-- begin RECORDS SUPPLIED --

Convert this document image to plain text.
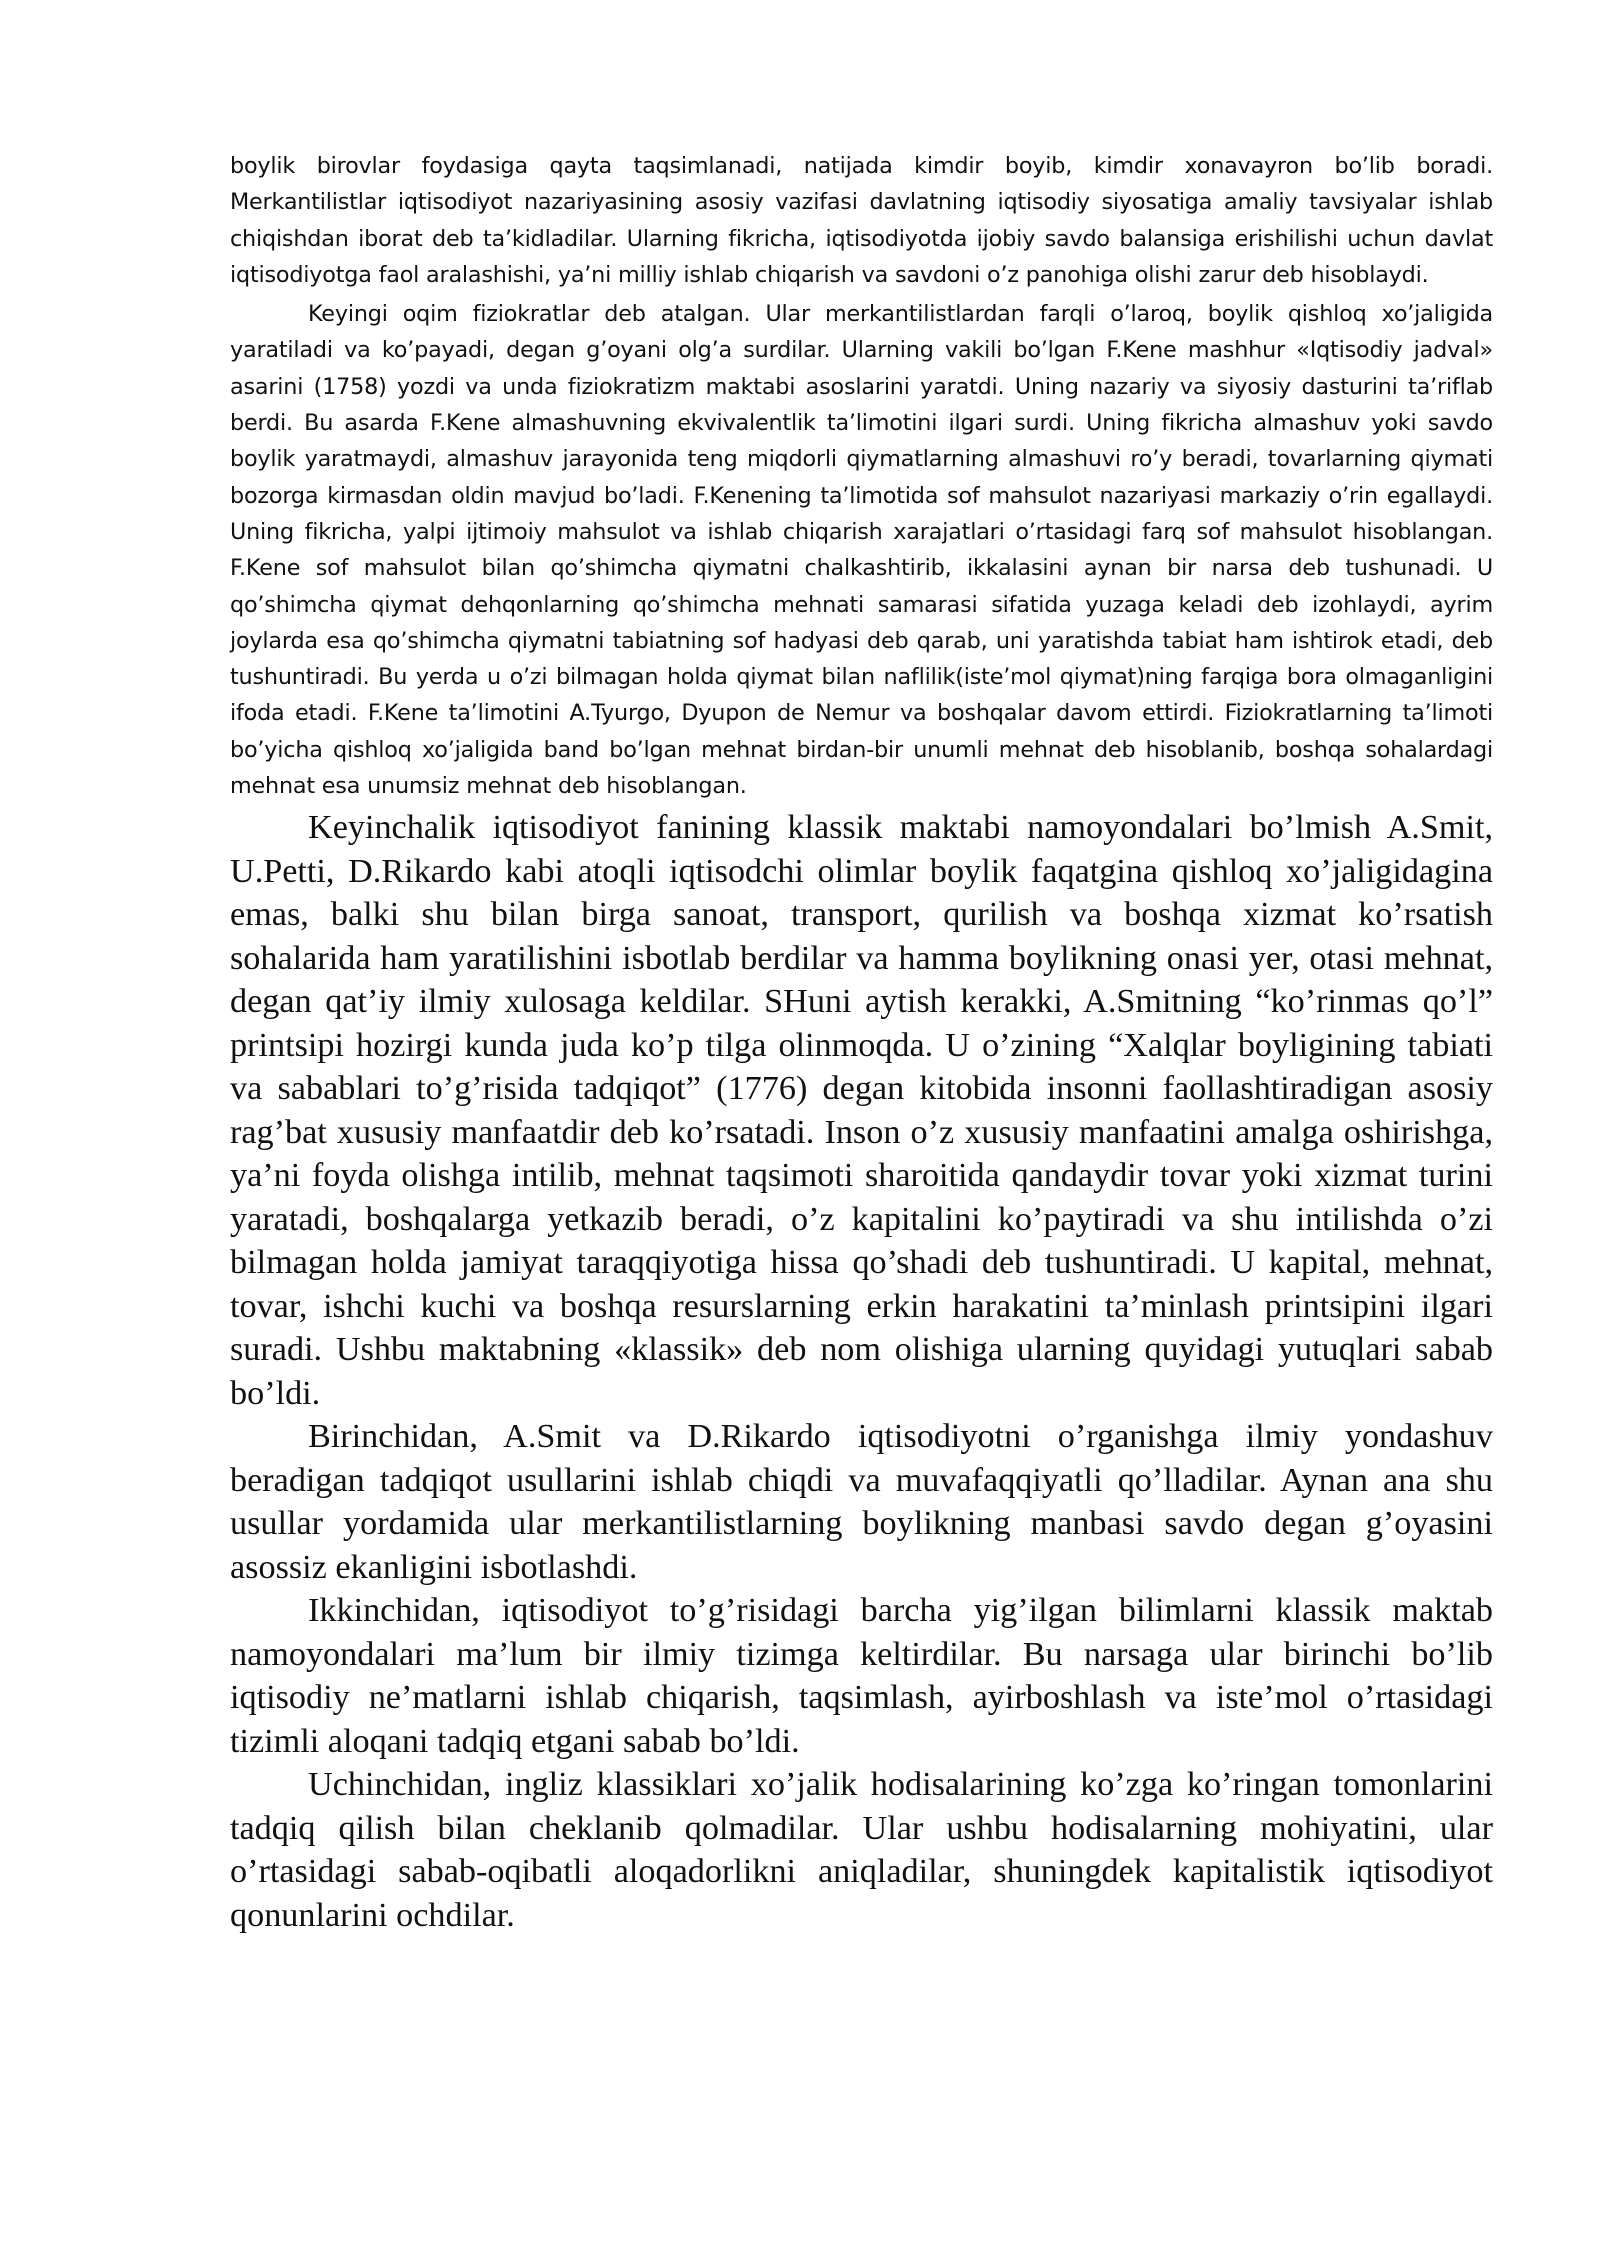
boylik birovlar foydasiga qayta taqsimlanadi, natijada kimdir boyib, kimdir xonavayron bo’lib boradi. Merkantilistlar iqtisodiyot nazariyasining asosiy vazifasi davlatning iqtisodiy siyosatiga amaliy tavsiyalar ishlab chiqishdan iborat deb ta’kidladilar. Ularning fikricha, iqtisodiyotda ijobiy savdo balansiga erishilishi uchun davlat iqtisodiyotga faol aralashishi, ya’ni milliy ishlab chiqarish va savdoni o’z panohiga olishi zarur deb hisoblaydi.

Keyingi oqim fiziokratlar deb atalgan. Ular merkantilistlardan farqli o’laroq, boylik qishloq xo’jaligida yaratiladi va ko’payadi, degan g’oyani olg’a surdilar. Ularning vakili bo’lgan F.Kene mashhur «Iqtisodiy jadval» asarini (1758) yozdi va unda fiziokratizm maktabi asoslarini yaratdi. Uning nazariy va siyosiy dasturini ta’riflab berdi. Bu asarda F.Kene almashuvning ekvivalentlik ta’limotini ilgari surdi. Uning fikricha almashuv yoki savdo boylik yaratmaydi, almashuv jarayonida teng miqdorli qiymatlarning almashuvi ro’y beradi, tovarlarning qiymati bozorga kirmasdan oldin mavjud bo’ladi. F.Kenening ta’limotida sof mahsulot nazariyasi markaziy o’rin egallaydi. Uning fikricha, yalpi ijtimoiy mahsulot va ishlab chiqarish xarajatlari o’rtasidagi farq sof mahsulot hisoblangan. F.Kene sof mahsulot bilan qo’shimcha qiymatni chalkashtirib, ikkalasini aynan bir narsa deb tushunadi. U qo’shimcha qiymat dehqonlarning qo’shimcha mehnati samarasi sifatida yuzaga keladi deb izohlaydi, ayrim joylarda esa qo’shimcha qiymatni tabiatning sof hadyasi deb qarab, uni yaratishda tabiat ham ishtirok etadi, deb tushuntiradi. Bu yerda u o’zi bilmagan holda qiymat bilan naflilik(iste’mol qiymat)ning farqiga bora olmaganligini ifoda etadi. F.Kene ta’limotini A.Tyurgo, Dyupon de Nemur va boshqalar davom ettirdi. Fiziokratlarning ta’limoti bo’yicha qishloq xo’jaligida band bo’lgan mehnat birdan-bir unumli mehnat deb hisoblanib, boshqa sohalardagi mehnat esa unumsiz mehnat deb hisoblangan.

Keyinchalik iqtisodiyot fanining klassik maktabi namoyondalari bo’lmish A.Smit, U.Petti, D.Rikardo kabi atoqli iqtisodchi olimlar boylik faqatgina qishloq xo’jaligidagina emas, balki shu bilan birga sanoat, transport, qurilish va boshqa xizmat ko’rsatish sohalarida ham yaratilishini isbotlab berdilar va hamma boylikning onasi yer, otasi mehnat, degan qat’iy ilmiy xulosaga keldilar. SHuni aytish kerakki, A.Smitning “ko’rinmas qo’l” printsipi hozirgi kunda juda ko’p tilga olinmoqda. U o’zining “Xalqlar boyligining tabiati va sabablari to’g’risida tadqiqot” (1776) degan kitobida insonni faollashtiradigan asosiy rag’bat xususiy manfaatdir deb ko’rsatadi. Inson o’z xususiy manfaatini amalga oshirishga, ya’ni foyda olishga intilib, mehnat taqsimoti sharoitida qandaydir tovar yoki xizmat turini yaratadi, boshqalarga yetkazib beradi, o’z kapitalini ko’paytiradi va shu intilishda o’zi bilmagan holda jamiyat taraqqiyotiga hissa qo’shadi deb tushuntiradi. U kapital, mehnat, tovar, ishchi kuchi va boshqa resurslarning erkin harakatini ta’minlash printsipini ilgari suradi. Ushbu maktabning «klassik» deb nom olishiga ularning quyidagi yutuqlari sabab bo’ldi.

Birinchidan, A.Smit va D.Rikardo iqtisodiyotni o’rganishga ilmiy yondashuv beradigan tadqiqot usullarini ishlab chiqdi va muvafaqqiyatli qo’lladilar. Aynan ana shu usullar yordamida ular merkantilistlarning boylikning manbasi savdo degan g’oyasini asossiz ekanligini isbotlashdi.

Ikkinchidan, iqtisodiyot to’g’risidagi barcha yig’ilgan bilimlarni klassik maktab namoyondalari ma’lum bir ilmiy tizimga keltirdilar. Bu narsaga ular birinchi bo’lib iqtisodiy ne’matlarni ishlab chiqarish, taqsimlash, ayirboshlash va iste’mol o’rtasidagi tizimli aloqani tadqiq etgani sabab bo’ldi.

Uchinchidan, ingliz klassiklari xo’jalik hodisalarining ko’zga ko’ringan tomonlarini tadqiq qilish bilan cheklanib qolmadilar. Ular ushbu hodisalarning mohiyatini, ular o’rtasidagi sabab-oqibatli aloqadorlikni aniqladilar, shuningdek kapitalistik iqtisodiyot qonunlarini ochdilar.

-- end RECORDS SUPPLIED --

** THE TASK **
Quote all the lines above exactly as given. Do not include the pictures.

** FULL OUTPUT **
Convert this document image to plain text.
boylik birovlar foydasiga qayta taqsimlanadi, natijada kimdir boyib, kimdir xonavayron bo’lib boradi. Merkantilistlar iqtisodiyot nazariyasining asosiy vazifasi davlatning iqtisodiy siyosatiga amaliy tavsiyalar ishlab chiqishdan iborat deb ta’kidladilar. Ularning fikricha, iqtisodiyotda ijobiy savdo balansiga erishilishi uchun davlat iqtisodiyotga faol aralashishi, ya’ni milliy ishlab chiqarish va savdoni o’z panohiga olishi zarur deb hisoblaydi.

Keyingi oqim fiziokratlar deb atalgan. Ular merkantilistlardan farqli o’laroq, boylik qishloq xo’jaligida yaratiladi va ko’payadi, degan g’oyani olg’a surdilar. Ularning vakili bo’lgan F.Kene mashhur «Iqtisodiy jadval» asarini (1758) yozdi va unda fiziokratizm maktabi asoslarini yaratdi. Uning nazariy va siyosiy dasturini ta’riflab berdi. Bu asarda F.Kene almashuvning ekvivalentlik ta’limotini ilgari surdi. Uning fikricha almashuv yoki savdo boylik yaratmaydi, almashuv jarayonida teng miqdorli qiymatlarning almashuvi ro’y beradi, tovarlarning qiymati bozorga kirmasdan oldin mavjud bo’ladi. F.Kenening ta’limotida sof mahsulot nazariyasi markaziy o’rin egallaydi. Uning fikricha, yalpi ijtimoiy mahsulot va ishlab chiqarish xarajatlari o’rtasidagi farq sof mahsulot hisoblangan. F.Kene sof mahsulot bilan qo’shimcha qiymatni chalkashtirib, ikkalasini aynan bir narsa deb tushunadi. U qo’shimcha qiymat dehqonlarning qo’shimcha mehnati samarasi sifatida yuzaga keladi deb izohlaydi, ayrim joylarda esa qo’shimcha qiymatni tabiatning sof hadyasi deb qarab, uni yaratishda tabiat ham ishtirok etadi, deb tushuntiradi. Bu yerda u o’zi bilmagan holda qiymat bilan naflilik(iste’mol qiymat)ning farqiga bora olmaganligini ifoda etadi. F.Kene ta’limotini A.Tyurgo, Dyupon de Nemur va boshqalar davom ettirdi. Fiziokratlarning ta’limoti bo’yicha qishloq xo’jaligida band bo’lgan mehnat birdan-bir unumli mehnat deb hisoblanib, boshqa sohalardagi mehnat esa unumsiz mehnat deb hisoblangan.

Keyinchalik iqtisodiyot fanining klassik maktabi namoyondalari bo’lmish A.Smit, U.Petti, D.Rikardo kabi atoqli iqtisodchi olimlar boylik faqatgina qishloq xo’jaligidagina emas, balki shu bilan birga sanoat, transport, qurilish va boshqa xizmat ko’rsatish sohalarida ham yaratilishini isbotlab berdilar va hamma boylikning onasi yer, otasi mehnat, degan qat’iy ilmiy xulosaga keldilar. SHuni aytish kerakki, A.Smitning “ko’rinmas qo’l” printsipi hozirgi kunda juda ko’p tilga olinmoqda. U o’zining “Xalqlar boyligining tabiati va sabablari to’g’risida tadqiqot” (1776) degan kitobida insonni faollashtiradigan asosiy rag’bat xususiy manfaatdir deb ko’rsatadi. Inson o’z xususiy manfaatini amalga oshirishga, ya’ni foyda olishga intilib, mehnat taqsimoti sharoitida qandaydir tovar yoki xizmat turini yaratadi, boshqalarga yetkazib beradi, o’z kapitalini ko’paytiradi va shu intilishda o’zi bilmagan holda jamiyat taraqqiyotiga hissa qo’shadi deb tushuntiradi. U kapital, mehnat, tovar, ishchi kuchi va boshqa resurslarning erkin harakatini ta’minlash printsipini ilgari suradi. Ushbu maktabning «klassik» deb nom olishiga ularning quyidagi yutuqlari sabab bo’ldi.

Birinchidan, A.Smit va D.Rikardo iqtisodiyotni o’rganishga ilmiy yondashuv beradigan tadqiqot usullarini ishlab chiqdi va muvafaqqiyatli qo’lladilar. Aynan ana shu usullar yordamida ular merkantilistlarning boylikning manbasi savdo degan g’oyasini asossiz ekanligini isbotlashdi.

Ikkinchidan, iqtisodiyot to’g’risidagi barcha yig’ilgan bilimlarni klassik maktab namoyondalari ma’lum bir ilmiy tizimga keltirdilar. Bu narsaga ular birinchi bo’lib iqtisodiy ne’matlarni ishlab chiqarish, taqsimlash, ayirboshlash va iste’mol o’rtasidagi tizimli aloqani tadqiq etgani sabab bo’ldi.

Uchinchidan, ingliz klassiklari xo’jalik hodisalarining ko’zga ko’ringan tomonlarini tadqiq qilish bilan cheklanib qolmadilar. Ular ushbu hodisalarning mohiyatini, ular o’rtasidagi sabab-oqibatli aloqadorlikni aniqladilar, shuningdek kapitalistik iqtisodiyot qonunlarini ochdilar.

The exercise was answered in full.